▶ **Exercise requirements**
Search the data for the word "Roll" and copy every line where it occurs.

▶ **Input for this task**
....................
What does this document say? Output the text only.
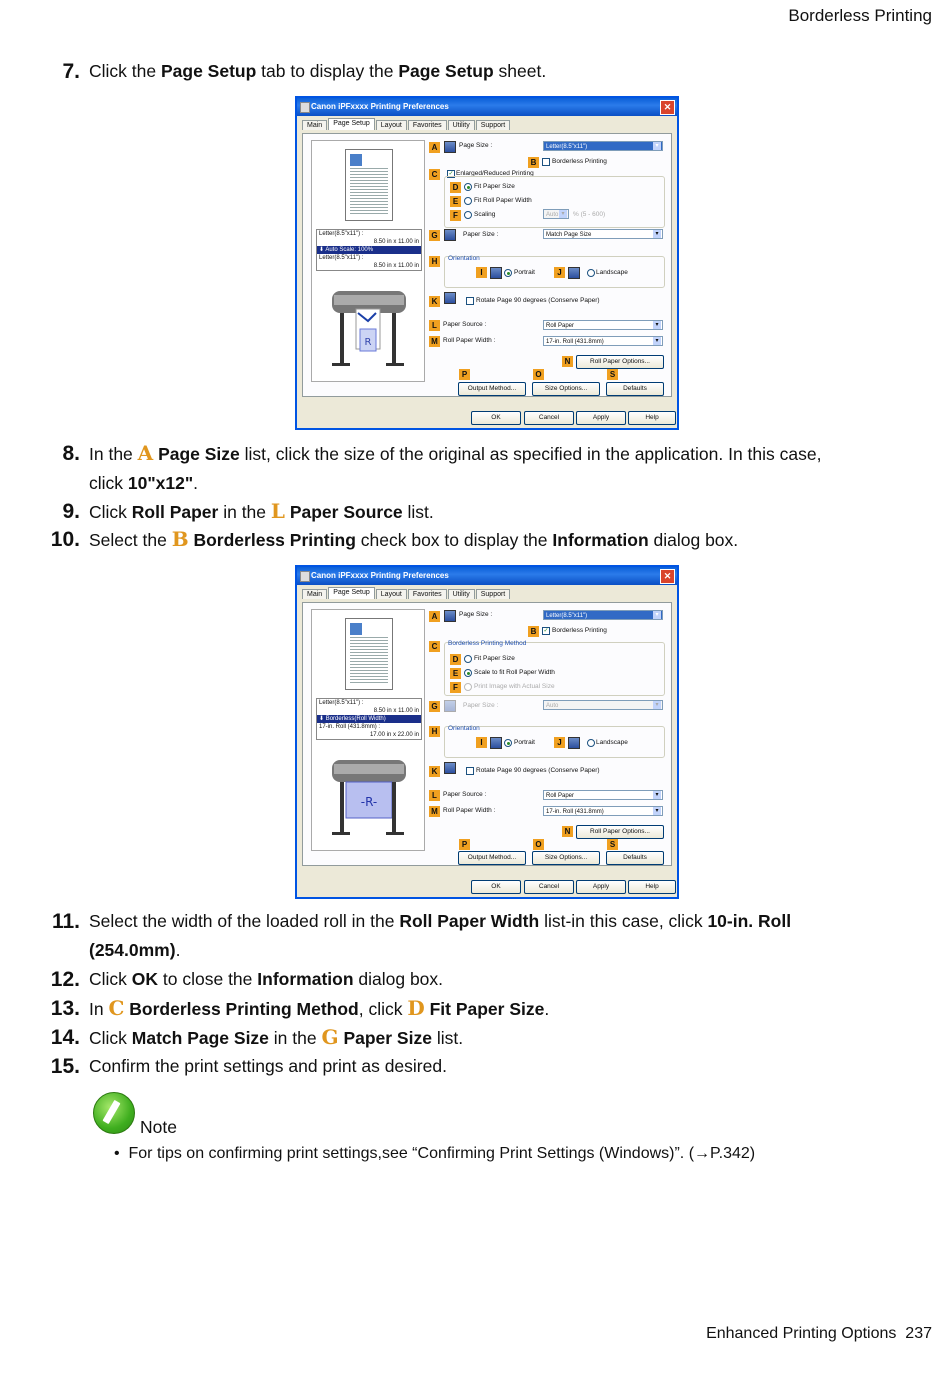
Borderless Printing
7. Click the Page Setup tab to display the Page Setup sheet.
Canon iPFxxxx Printing Preferences	✕
Main	Page Setup	Layout	Favorites	Utility	Support
Letter(8.5"x11") :
8.50 in x 11.00 in
⬇ Auto Scale: 100%
Letter(8.5"x11") :
8.50 in x 11.00 in
R
A	Page Size :	Letter(8.5"x11") ▾
B	Borderless Printing
C	✓ Enlarged/Reduced Printing
D	Fit Paper Size
E	Fit Roll Paper Width
F	Scaling	Auto ▾	% (5 - 600)
G	Paper Size :	Match Page Size ▾
H	Orientation
I	Portrait	J	Landscape
K	Rotate Page 90 degrees (Conserve Paper)
L Paper Source :	Roll Paper ▾
M Roll Paper Width :	17-in. Roll (431.8mm) ▾
N	Roll Paper Options...
P	O	S
Output Method...	Size Options...	Defaults
OK	Cancel	Apply	Help
8. In the A Page Size list, click the size of the original as specified in the application. In this case,
click 10"x12".
9. Click Roll Paper in the L Paper Source list.
10. Select the B Borderless Printing check box to display the Information dialog box.
Canon iPFxxxx Printing Preferences	✕
Main	Page Setup	Layout	Favorites	Utility	Support
Letter(8.5"x11") :
8.50 in x 11.00 in
⬇ Borderless(Roll Width)
17-in. Roll (431.8mm) :
17.00 in x 22.00 in
-R-
A	Page Size :	Letter(8.5"x11") ▾
B	✓ Borderless Printing
C	Borderless Printing Method
D	Fit Paper Size
E	Scale to fit Roll Paper Width
F	Print Image with Actual Size
G	Paper Size :	Auto ▾
H	Orientation
I	Portrait	J	Landscape
K	Rotate Page 90 degrees (Conserve Paper)
L Paper Source :	Roll Paper ▾
M Roll Paper Width :	17-in. Roll (431.8mm) ▾
N	Roll Paper Options...
P	O	S
Output Method...	Size Options...	Defaults
OK	Cancel	Apply	Help
11. Select the width of the loaded roll in the Roll Paper Width list-in this case, click 10-in. Roll
(254.0mm).
12. Click OK to close the Information dialog box.
13. In C Borderless Printing Method, click D Fit Paper Size.
14. Click Match Page Size in the G Paper Size list.
15. Confirm the print settings and print as desired.
Note
• For tips on confirming print settings,see “Confirming Print Settings (Windows)”. (→P.342)
Enhanced Printing Options 237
....................
▶ **Expected answer**
E	Fit Roll Paper Width
L Paper Source :	Roll Paper ▾
M Roll Paper Width :	17-in. Roll (431.8mm) ▾
N	Roll Paper Options...
9. Click Roll Paper in the L Paper Source list.
⬇ Borderless(Roll Width)
17-in. Roll (431.8mm) :
E	Scale to fit Roll Paper Width
L Paper Source :	Roll Paper ▾
M Roll Paper Width :	17-in. Roll (431.8mm) ▾
N	Roll Paper Options...
11. Select the width of the loaded roll in the Roll Paper Width list-in this case, click 10-in. Roll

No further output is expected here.